TASK PROMPT ▸ Write each line exactly as it stands, from the line containing "What text is on this page?" through the end of the data.

LISTED ENTRIES ▸
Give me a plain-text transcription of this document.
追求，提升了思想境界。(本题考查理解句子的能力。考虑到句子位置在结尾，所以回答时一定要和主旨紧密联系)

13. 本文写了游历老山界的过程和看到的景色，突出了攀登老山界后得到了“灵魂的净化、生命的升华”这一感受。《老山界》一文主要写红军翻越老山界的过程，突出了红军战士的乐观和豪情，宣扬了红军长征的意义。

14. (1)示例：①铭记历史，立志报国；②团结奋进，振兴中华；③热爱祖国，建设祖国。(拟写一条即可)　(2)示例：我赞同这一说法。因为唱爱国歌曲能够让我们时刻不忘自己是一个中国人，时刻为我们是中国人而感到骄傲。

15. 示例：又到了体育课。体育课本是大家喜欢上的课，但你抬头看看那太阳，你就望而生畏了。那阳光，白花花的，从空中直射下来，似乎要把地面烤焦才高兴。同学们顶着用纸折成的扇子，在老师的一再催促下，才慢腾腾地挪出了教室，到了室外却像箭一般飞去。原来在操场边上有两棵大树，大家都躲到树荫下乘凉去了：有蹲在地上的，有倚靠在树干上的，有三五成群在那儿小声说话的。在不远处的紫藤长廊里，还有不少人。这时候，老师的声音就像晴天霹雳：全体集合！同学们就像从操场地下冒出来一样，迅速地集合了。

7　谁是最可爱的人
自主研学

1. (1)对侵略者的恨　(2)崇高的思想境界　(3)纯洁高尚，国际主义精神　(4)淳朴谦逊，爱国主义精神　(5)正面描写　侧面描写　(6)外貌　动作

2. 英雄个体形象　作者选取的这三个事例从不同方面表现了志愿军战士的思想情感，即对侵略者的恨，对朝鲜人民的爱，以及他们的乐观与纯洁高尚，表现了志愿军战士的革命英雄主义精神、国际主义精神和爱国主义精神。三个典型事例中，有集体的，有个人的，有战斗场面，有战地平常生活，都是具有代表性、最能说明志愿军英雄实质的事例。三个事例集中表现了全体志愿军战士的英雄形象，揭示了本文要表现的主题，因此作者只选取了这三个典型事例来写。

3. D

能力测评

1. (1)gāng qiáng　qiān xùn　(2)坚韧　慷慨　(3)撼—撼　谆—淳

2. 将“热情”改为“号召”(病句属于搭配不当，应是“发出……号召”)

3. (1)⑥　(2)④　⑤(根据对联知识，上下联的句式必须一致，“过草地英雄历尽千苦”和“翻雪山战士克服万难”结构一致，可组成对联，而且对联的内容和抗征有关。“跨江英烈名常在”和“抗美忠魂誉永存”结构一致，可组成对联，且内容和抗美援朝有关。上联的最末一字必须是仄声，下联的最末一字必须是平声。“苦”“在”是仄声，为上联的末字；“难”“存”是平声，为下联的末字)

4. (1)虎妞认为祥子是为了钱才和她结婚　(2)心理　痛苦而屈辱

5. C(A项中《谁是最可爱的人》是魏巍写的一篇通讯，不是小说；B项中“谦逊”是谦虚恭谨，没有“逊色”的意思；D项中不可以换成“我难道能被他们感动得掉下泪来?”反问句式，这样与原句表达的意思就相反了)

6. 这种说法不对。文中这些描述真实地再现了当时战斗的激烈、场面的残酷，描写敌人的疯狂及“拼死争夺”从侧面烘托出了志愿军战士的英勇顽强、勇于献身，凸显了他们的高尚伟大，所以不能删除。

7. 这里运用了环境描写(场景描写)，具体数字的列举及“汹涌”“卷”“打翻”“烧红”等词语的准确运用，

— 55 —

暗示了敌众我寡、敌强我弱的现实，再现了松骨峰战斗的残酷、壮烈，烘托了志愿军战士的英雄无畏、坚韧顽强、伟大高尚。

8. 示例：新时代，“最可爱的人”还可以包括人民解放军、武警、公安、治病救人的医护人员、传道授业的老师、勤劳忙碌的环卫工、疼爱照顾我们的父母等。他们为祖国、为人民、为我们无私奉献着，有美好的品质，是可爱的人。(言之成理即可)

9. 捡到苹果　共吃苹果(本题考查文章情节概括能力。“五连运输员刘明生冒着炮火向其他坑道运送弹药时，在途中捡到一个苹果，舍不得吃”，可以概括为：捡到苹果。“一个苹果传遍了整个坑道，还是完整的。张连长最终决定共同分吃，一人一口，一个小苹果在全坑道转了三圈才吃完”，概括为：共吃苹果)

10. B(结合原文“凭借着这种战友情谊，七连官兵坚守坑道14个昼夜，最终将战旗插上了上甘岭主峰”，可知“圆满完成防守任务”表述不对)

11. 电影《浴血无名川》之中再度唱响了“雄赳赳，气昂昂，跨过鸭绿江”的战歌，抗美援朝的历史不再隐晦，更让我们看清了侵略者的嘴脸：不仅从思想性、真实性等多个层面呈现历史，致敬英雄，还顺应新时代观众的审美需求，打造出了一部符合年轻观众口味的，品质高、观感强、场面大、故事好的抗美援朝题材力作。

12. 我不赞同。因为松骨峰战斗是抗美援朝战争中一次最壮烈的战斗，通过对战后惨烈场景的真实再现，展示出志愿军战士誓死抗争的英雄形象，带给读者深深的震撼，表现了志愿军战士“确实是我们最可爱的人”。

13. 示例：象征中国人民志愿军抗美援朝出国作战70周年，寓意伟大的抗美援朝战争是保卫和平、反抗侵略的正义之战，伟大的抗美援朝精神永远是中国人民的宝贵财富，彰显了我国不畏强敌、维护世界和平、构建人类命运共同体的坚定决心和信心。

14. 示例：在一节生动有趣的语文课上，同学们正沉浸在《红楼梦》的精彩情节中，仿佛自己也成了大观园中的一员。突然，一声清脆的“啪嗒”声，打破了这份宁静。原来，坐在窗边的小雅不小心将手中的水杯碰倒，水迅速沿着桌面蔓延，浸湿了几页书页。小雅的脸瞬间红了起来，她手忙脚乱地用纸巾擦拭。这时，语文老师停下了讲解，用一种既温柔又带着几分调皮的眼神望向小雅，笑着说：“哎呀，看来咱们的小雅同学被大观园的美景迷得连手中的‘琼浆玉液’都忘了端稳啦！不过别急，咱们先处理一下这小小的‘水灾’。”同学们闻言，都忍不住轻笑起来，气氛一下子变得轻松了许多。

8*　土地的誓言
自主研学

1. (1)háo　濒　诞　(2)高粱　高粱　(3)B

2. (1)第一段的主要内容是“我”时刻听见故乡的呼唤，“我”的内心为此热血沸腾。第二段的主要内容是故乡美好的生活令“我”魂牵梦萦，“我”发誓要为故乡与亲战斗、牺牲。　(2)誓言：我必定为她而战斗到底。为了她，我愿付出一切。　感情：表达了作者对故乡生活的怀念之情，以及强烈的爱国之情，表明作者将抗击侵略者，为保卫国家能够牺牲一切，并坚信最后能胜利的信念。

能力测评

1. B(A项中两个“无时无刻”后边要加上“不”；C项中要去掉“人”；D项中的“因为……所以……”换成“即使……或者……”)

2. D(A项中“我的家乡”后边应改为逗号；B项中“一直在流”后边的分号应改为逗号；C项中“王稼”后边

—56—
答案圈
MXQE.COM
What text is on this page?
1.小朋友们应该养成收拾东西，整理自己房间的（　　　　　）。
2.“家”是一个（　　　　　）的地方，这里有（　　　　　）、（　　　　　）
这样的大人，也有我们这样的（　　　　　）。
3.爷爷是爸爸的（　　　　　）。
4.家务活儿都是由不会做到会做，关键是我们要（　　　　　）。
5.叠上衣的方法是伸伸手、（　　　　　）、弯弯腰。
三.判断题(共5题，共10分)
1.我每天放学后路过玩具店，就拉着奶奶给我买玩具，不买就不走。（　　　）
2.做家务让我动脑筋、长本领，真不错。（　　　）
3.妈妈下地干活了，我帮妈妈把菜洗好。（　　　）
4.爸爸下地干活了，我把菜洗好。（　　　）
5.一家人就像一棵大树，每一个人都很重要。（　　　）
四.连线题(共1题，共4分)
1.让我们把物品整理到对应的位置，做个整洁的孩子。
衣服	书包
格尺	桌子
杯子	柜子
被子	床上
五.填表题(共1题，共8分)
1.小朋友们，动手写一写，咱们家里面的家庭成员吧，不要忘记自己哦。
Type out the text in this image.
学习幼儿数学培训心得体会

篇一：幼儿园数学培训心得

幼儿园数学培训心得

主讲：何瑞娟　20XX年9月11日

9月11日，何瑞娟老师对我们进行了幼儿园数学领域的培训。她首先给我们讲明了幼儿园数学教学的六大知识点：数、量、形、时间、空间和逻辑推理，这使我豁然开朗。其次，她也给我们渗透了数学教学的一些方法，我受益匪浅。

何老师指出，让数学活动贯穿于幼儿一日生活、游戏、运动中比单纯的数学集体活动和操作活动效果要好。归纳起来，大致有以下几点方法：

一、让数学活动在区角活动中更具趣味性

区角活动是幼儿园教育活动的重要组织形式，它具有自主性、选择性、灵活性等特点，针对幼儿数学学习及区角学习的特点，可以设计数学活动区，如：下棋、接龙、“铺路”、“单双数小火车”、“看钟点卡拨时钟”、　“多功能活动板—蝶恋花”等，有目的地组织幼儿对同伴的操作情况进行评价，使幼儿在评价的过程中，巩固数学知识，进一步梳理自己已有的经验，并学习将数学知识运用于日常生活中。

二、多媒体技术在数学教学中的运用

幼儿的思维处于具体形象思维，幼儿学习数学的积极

RESPONSE FOR THIS EXERCISE ▸
What text is on this page?
1.小朋友们应该养成收拾东西，整理自己房间的（　　　　　）。
2.“家”是一个（　　　　　）的地方，这里有（　　　　　）、（　　　　　）
这样的大人，也有我们这样的（　　　　　）。
3.爷爷是爸爸的（　　　　　）。
4.家务活儿都是由不会做到会做，关键是我们要（　　　　　）。
5.叠上衣的方法是伸伸手、（　　　　　）、弯弯腰。
三.判断题(共5题，共10分)
1.我每天放学后路过玩具店，就拉着奶奶给我买玩具，不买就不走。（　　　）
2.做家务让我动脑筋、长本领，真不错。（　　　）
3.妈妈下地干活了，我帮妈妈把菜洗好。（　　　）
4.爸爸下地干活了，我把菜洗好。（　　　）
5.一家人就像一棵大树，每一个人都很重要。（　　　）
四.连线题(共1题，共4分)
1.让我们把物品整理到对应的位置，做个整洁的孩子。
衣服	书包
格尺	桌子
杯子	柜子
被子	床上
五.填表题(共1题，共8分)
1.小朋友们，动手写一写，咱们家里面的家庭成员吧，不要忘记自己哦。
Type out the text in this image.
学习幼儿数学培训心得体会

篇一：幼儿园数学培训心得

幼儿园数学培训心得

主讲：何瑞娟　20XX年9月11日

9月11日，何瑞娟老师对我们进行了幼儿园数学领域的培训。她首先给我们讲明了幼儿园数学教学的六大知识点：数、量、形、时间、空间和逻辑推理，这使我豁然开朗。其次，她也给我们渗透了数学教学的一些方法，我受益匪浅。

何老师指出，让数学活动贯穿于幼儿一日生活、游戏、运动中比单纯的数学集体活动和操作活动效果要好。归纳起来，大致有以下几点方法：

一、让数学活动在区角活动中更具趣味性

区角活动是幼儿园教育活动的重要组织形式，它具有自主性、选择性、灵活性等特点，针对幼儿数学学习及区角学习的特点，可以设计数学活动区，如：下棋、接龙、“铺路”、“单双数小火车”、“看钟点卡拨时钟”、　“多功能活动板—蝶恋花”等，有目的地组织幼儿对同伴的操作情况进行评价，使幼儿在评价的过程中，巩固数学知识，进一步梳理自己已有的经验，并学习将数学知识运用于日常生活中。

二、多媒体技术在数学教学中的运用

幼儿的思维处于具体形象思维，幼儿学习数学的积极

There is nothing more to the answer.